◆ YOUR INSTRUCTIONS ◆
Scan the lines below for "screenshot"; report the number of lines that contain it, and only that.

[start]

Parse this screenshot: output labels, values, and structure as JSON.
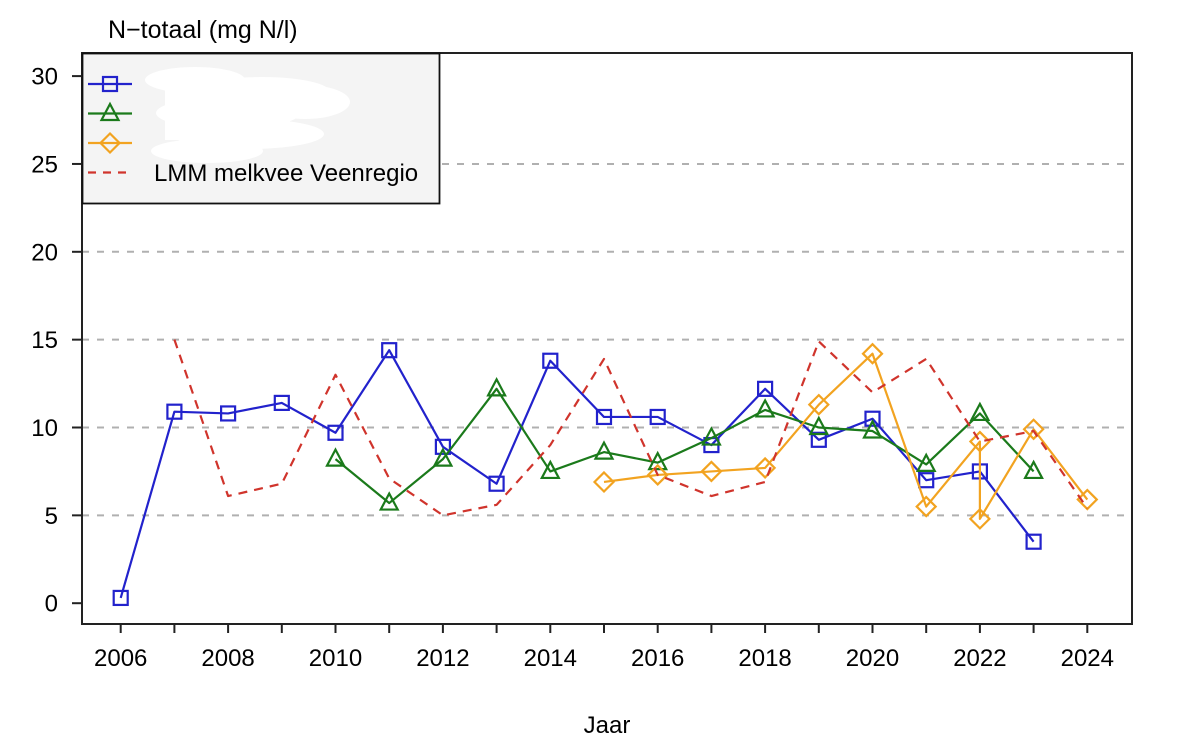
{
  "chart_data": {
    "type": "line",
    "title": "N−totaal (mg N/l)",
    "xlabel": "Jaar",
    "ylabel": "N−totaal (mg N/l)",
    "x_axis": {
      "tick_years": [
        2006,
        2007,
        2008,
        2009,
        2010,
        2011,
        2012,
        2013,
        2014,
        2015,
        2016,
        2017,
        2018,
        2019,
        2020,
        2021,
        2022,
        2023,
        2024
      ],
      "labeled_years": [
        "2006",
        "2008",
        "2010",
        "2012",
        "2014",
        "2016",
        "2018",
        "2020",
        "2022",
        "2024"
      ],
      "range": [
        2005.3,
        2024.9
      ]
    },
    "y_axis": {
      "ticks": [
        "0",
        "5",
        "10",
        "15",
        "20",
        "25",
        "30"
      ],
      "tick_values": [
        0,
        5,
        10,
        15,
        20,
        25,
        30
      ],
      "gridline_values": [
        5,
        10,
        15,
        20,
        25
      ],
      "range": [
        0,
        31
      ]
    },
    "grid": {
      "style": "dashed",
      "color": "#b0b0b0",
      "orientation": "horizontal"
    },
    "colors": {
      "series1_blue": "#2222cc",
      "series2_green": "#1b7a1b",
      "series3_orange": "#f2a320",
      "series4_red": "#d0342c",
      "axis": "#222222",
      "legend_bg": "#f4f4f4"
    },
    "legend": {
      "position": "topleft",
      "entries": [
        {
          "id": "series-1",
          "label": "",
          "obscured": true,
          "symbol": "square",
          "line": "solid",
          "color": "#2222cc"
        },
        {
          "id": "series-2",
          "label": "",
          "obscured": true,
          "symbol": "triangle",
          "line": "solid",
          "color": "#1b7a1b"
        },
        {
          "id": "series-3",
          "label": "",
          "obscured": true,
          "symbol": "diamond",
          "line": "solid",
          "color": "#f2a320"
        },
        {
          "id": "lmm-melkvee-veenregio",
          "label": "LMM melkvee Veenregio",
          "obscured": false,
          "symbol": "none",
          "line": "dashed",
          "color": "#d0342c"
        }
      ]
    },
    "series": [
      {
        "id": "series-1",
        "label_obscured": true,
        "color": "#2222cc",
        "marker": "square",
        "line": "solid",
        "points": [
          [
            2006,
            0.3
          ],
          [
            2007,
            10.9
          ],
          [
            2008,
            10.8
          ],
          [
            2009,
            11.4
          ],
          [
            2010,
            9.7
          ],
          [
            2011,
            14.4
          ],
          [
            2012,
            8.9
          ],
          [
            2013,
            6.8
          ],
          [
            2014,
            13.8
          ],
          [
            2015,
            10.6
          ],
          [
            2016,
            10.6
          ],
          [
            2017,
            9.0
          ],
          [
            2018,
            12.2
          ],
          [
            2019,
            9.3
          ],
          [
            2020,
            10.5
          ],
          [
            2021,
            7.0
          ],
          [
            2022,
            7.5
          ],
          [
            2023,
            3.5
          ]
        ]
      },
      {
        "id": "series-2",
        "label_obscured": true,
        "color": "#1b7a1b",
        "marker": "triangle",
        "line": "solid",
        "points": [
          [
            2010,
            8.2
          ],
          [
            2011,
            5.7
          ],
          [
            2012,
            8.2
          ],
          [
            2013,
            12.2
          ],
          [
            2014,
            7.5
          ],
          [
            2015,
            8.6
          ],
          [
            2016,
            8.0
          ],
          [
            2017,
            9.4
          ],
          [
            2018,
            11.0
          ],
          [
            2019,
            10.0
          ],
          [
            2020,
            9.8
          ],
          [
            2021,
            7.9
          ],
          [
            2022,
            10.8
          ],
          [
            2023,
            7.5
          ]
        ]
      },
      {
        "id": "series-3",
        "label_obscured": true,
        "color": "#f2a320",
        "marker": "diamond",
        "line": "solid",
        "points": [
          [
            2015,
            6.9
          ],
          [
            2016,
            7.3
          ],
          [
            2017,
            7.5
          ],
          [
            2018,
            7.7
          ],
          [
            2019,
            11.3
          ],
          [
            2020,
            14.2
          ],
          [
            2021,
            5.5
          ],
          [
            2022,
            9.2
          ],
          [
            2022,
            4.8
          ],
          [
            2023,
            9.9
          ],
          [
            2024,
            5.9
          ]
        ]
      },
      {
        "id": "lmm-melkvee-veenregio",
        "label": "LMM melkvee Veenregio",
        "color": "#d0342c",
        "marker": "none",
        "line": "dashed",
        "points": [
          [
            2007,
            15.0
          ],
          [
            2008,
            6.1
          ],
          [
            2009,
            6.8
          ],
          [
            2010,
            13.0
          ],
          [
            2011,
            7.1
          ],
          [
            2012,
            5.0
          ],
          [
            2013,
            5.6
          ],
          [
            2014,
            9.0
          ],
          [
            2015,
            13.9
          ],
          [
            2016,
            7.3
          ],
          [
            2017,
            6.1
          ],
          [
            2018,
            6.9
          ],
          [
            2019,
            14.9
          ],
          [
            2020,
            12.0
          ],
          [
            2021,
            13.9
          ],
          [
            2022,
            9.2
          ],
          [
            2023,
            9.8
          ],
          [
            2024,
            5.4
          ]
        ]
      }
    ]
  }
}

[end]
[start]

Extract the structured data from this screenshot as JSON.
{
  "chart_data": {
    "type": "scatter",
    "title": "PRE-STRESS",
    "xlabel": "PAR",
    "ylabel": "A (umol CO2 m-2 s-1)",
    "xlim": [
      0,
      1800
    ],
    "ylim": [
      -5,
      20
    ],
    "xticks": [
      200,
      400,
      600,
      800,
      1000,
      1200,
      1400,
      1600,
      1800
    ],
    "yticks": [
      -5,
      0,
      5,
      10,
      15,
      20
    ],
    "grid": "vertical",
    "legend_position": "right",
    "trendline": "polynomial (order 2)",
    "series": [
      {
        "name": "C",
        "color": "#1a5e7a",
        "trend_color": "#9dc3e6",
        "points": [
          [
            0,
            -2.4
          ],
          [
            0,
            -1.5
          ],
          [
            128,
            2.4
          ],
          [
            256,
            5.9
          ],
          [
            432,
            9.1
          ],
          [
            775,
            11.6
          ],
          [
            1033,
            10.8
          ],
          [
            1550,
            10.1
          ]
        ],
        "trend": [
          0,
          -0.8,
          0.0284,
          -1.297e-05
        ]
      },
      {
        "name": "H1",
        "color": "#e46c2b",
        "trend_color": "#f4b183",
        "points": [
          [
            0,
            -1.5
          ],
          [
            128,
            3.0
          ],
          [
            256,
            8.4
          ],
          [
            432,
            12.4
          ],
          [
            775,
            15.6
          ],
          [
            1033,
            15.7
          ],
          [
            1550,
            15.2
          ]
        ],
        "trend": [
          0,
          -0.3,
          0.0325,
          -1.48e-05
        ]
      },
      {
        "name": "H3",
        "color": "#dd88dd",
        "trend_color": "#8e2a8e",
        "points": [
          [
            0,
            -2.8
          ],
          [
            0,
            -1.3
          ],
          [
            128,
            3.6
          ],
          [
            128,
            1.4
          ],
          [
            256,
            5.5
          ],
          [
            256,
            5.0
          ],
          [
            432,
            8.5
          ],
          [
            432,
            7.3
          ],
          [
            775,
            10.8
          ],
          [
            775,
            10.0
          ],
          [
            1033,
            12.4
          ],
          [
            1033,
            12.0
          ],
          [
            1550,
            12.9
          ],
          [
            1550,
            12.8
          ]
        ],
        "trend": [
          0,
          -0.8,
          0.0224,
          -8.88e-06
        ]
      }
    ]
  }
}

[end]

◆ FINAL ANSWER ◆
2